(Records from a dataset)
========================================

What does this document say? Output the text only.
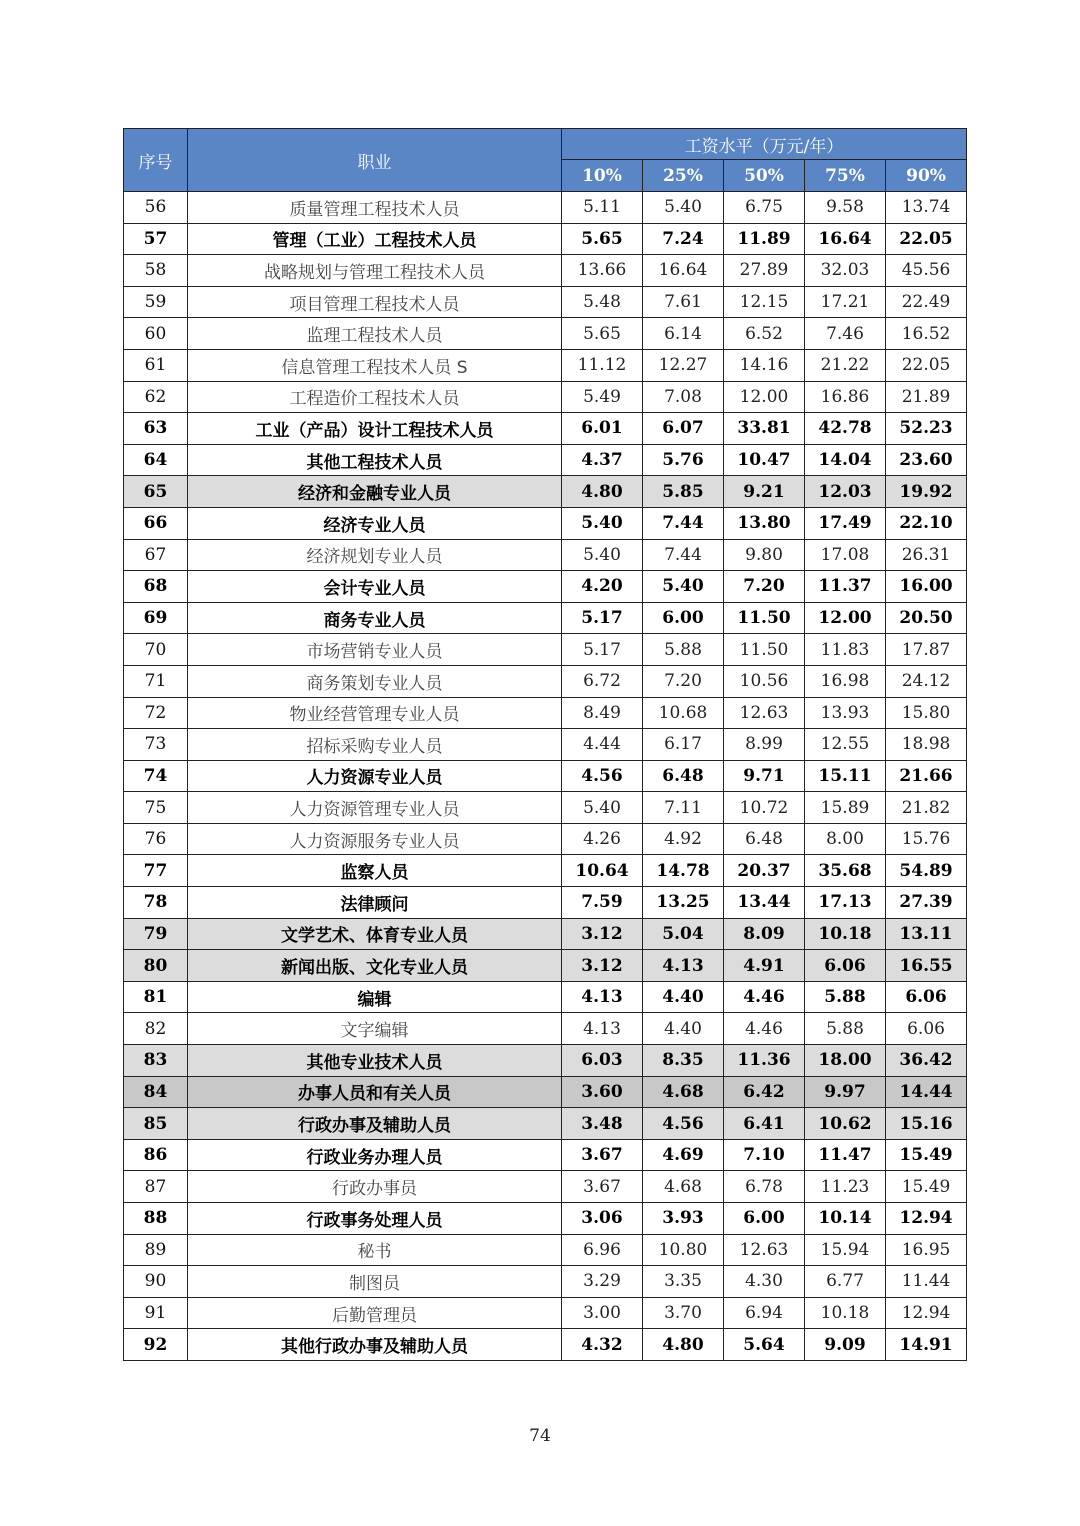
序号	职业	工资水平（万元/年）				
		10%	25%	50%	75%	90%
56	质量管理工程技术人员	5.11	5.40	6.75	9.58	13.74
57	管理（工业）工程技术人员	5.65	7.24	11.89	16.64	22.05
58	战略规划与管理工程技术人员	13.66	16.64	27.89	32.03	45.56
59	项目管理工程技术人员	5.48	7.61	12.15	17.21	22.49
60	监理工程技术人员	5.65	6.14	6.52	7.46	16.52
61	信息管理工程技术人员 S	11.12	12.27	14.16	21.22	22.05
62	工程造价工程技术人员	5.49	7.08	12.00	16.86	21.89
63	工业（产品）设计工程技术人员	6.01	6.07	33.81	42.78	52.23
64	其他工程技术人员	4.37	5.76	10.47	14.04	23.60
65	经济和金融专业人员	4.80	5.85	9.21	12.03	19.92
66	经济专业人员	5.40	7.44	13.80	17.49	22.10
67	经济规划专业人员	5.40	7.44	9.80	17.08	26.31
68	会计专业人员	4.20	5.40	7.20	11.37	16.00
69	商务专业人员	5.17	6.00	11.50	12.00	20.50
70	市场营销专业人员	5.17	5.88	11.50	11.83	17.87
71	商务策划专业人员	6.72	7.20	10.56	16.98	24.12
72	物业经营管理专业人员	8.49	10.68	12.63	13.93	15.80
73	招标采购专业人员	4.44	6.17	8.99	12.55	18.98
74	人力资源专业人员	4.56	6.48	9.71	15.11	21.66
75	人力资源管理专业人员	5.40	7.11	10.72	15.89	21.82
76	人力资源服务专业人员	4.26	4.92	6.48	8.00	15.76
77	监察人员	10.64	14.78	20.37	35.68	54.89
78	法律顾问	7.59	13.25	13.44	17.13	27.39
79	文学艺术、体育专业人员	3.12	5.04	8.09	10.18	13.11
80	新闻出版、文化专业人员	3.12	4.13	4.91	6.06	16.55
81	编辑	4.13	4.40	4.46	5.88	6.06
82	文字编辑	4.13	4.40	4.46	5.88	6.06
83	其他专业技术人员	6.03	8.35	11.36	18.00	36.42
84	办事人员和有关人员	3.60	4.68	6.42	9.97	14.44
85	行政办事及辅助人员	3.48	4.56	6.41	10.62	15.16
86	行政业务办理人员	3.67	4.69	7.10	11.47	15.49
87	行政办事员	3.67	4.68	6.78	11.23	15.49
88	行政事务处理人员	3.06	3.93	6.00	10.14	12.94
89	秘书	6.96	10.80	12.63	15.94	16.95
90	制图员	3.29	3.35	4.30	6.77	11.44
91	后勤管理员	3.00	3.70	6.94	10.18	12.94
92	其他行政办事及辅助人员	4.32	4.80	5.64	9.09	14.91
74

========================================

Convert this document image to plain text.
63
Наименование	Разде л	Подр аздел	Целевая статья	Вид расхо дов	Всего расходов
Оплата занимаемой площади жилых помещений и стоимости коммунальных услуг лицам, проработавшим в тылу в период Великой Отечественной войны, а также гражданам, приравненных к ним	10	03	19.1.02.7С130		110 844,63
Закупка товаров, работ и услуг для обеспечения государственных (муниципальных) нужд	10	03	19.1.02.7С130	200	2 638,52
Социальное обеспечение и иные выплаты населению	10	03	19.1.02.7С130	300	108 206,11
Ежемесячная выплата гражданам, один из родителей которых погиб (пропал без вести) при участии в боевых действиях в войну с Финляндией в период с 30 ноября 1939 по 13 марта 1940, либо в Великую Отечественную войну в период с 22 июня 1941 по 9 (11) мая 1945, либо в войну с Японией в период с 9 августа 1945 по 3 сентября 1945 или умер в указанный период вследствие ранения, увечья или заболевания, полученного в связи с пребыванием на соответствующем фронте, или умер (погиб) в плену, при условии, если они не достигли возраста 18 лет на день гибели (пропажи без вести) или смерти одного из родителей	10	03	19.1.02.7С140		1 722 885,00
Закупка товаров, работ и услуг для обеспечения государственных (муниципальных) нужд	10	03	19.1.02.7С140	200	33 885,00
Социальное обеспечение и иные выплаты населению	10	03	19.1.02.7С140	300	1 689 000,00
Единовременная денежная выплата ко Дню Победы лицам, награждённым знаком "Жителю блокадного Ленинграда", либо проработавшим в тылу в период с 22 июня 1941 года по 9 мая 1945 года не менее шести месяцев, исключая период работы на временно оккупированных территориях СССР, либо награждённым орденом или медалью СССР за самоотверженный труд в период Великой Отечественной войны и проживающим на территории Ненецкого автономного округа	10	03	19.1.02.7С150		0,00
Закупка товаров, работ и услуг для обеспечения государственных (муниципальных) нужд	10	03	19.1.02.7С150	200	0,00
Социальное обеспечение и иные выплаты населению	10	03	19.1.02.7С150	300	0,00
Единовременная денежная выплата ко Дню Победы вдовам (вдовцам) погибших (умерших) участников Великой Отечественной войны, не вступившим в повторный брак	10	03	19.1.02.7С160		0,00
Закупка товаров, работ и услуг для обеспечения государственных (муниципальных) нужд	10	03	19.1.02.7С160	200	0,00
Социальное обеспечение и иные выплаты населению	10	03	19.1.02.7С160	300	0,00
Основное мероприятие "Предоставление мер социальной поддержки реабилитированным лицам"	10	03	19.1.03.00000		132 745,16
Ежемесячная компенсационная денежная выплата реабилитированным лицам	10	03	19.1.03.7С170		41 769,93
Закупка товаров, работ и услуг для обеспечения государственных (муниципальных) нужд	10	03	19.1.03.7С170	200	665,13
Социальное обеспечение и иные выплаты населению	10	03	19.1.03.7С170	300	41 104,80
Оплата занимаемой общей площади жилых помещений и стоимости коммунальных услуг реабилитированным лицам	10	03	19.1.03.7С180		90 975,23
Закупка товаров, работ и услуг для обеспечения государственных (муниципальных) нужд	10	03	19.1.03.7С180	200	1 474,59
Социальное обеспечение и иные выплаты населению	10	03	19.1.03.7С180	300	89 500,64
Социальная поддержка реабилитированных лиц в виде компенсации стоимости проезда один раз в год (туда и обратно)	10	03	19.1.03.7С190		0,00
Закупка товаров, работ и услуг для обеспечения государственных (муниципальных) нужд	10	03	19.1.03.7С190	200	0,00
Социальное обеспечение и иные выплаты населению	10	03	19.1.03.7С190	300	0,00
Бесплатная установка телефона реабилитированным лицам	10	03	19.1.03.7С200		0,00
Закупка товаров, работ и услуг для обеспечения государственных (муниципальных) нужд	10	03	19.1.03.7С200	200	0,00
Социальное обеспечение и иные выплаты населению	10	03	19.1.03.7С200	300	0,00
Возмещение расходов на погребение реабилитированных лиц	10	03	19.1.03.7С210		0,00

========================================

**Exercise**.
Return each line in the records that holds the string "this".

**Reply to the exercise**.
What does this document say? Output the text only.
Convert this document image to plain text.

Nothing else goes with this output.